What you need to do:
Transcribe each entry below exactly. Pictures do not go in the copy.

Records shown:
▬▬▬▬▬▬
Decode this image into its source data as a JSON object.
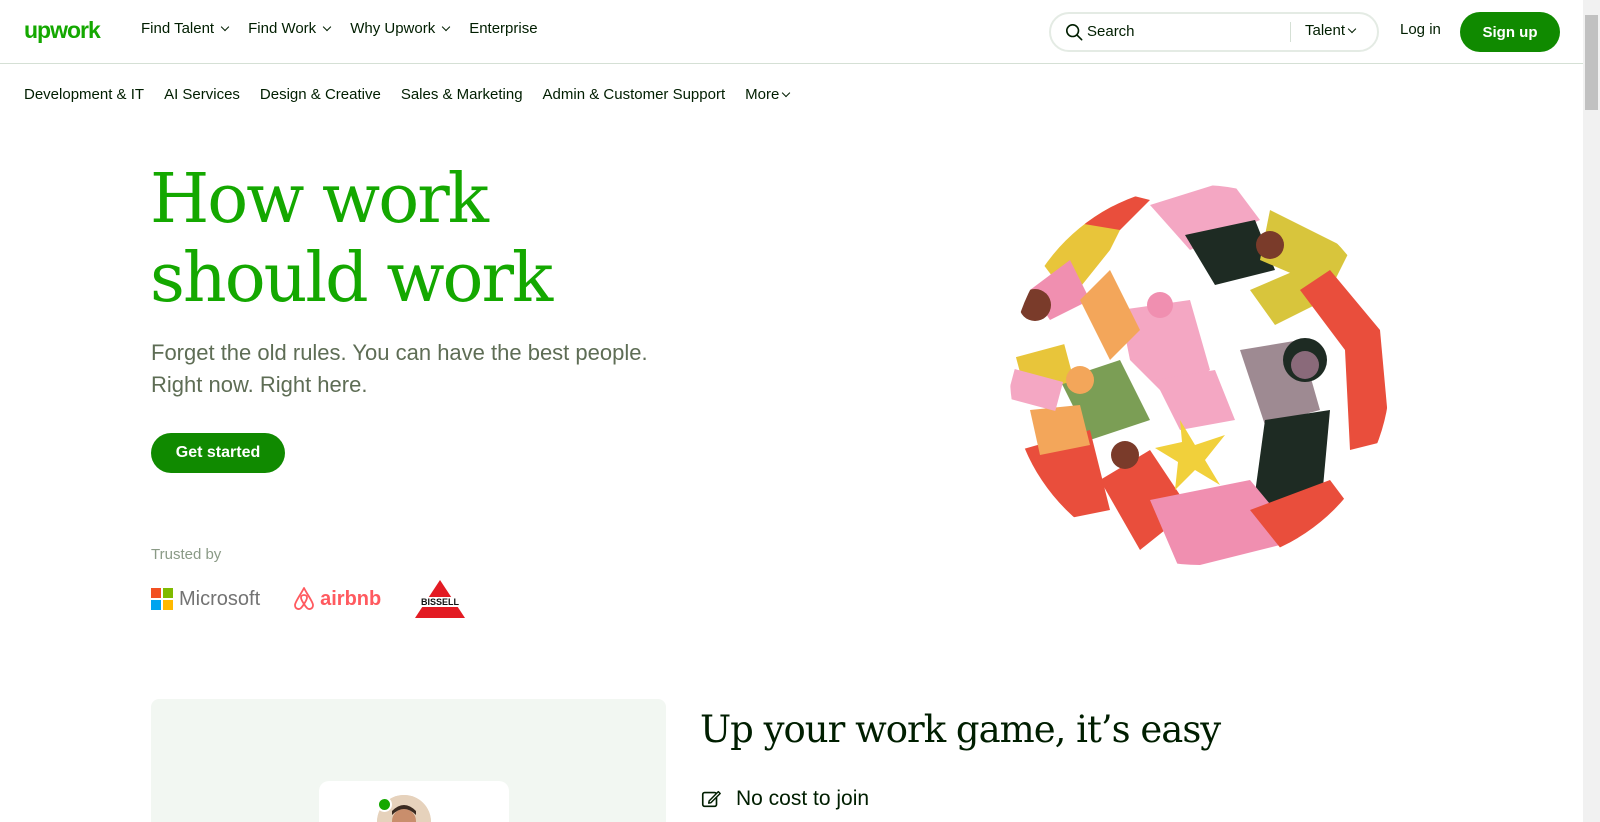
{
  "colors": {
    "brand": "#14a800",
    "button": "#108a00",
    "text": "#001e00",
    "muted": "#5e6d55"
  },
  "header": {
    "logo": "upwork",
    "nav": [
      {
        "label": "Find Talent",
        "dropdown": true
      },
      {
        "label": "Find Work",
        "dropdown": true
      },
      {
        "label": "Why Upwork",
        "dropdown": true
      },
      {
        "label": "Enterprise",
        "dropdown": false
      }
    ],
    "search": {
      "placeholder": "Search",
      "scope": "Talent"
    },
    "login": "Log in",
    "signup": "Sign up"
  },
  "categories": [
    "Development & IT",
    "AI Services",
    "Design & Creative",
    "Sales & Marketing",
    "Admin & Customer Support"
  ],
  "categories_more": "More",
  "hero": {
    "title_line1": "How work",
    "title_line2": "should work",
    "subtitle": "Forget the old rules. You can have the best people. Right now. Right here.",
    "cta": "Get started",
    "trusted_label": "Trusted by",
    "logos": {
      "microsoft": "Microsoft",
      "airbnb": "airbnb",
      "bissell": "BISSELL"
    }
  },
  "section": {
    "title": "Up your work game, it’s easy",
    "feature_1": "No cost to join",
    "feature_1_icon": "edit-icon"
  }
}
▬▬▬▬▬▬
Answer to the exercise:
Decode this image into its source data as a JSON object.
{
  "colors": {
    "brand": "#14a800",
    "button": "#108a00",
    "text": "#001e00",
    "muted": "#5e6d55"
  },
  "header": {
    "logo": "upwork",
    "nav": [
      {
        "label": "Find Talent",
        "dropdown": true
      },
      {
        "label": "Find Work",
        "dropdown": true
      },
      {
        "label": "Why Upwork",
        "dropdown": true
      },
      {
        "label": "Enterprise",
        "dropdown": false
      }
    ],
    "search": {
      "placeholder": "Search",
      "scope": "Talent"
    },
    "login": "Log in",
    "signup": "Sign up"
  },
  "categories": [
    "Development & IT",
    "AI Services",
    "Design & Creative",
    "Sales & Marketing",
    "Admin & Customer Support"
  ],
  "categories_more": "More",
  "hero": {
    "title_line1": "How work",
    "title_line2": "should work",
    "subtitle": "Forget the old rules. You can have the best people. Right now. Right here.",
    "cta": "Get started",
    "trusted_label": "Trusted by",
    "logos": {
      "microsoft": "Microsoft",
      "airbnb": "airbnb",
      "bissell": "BISSELL"
    }
  },
  "section": {
    "title": "Up your work game, it’s easy",
    "feature_1": "No cost to join",
    "feature_1_icon": "edit-icon"
  }
}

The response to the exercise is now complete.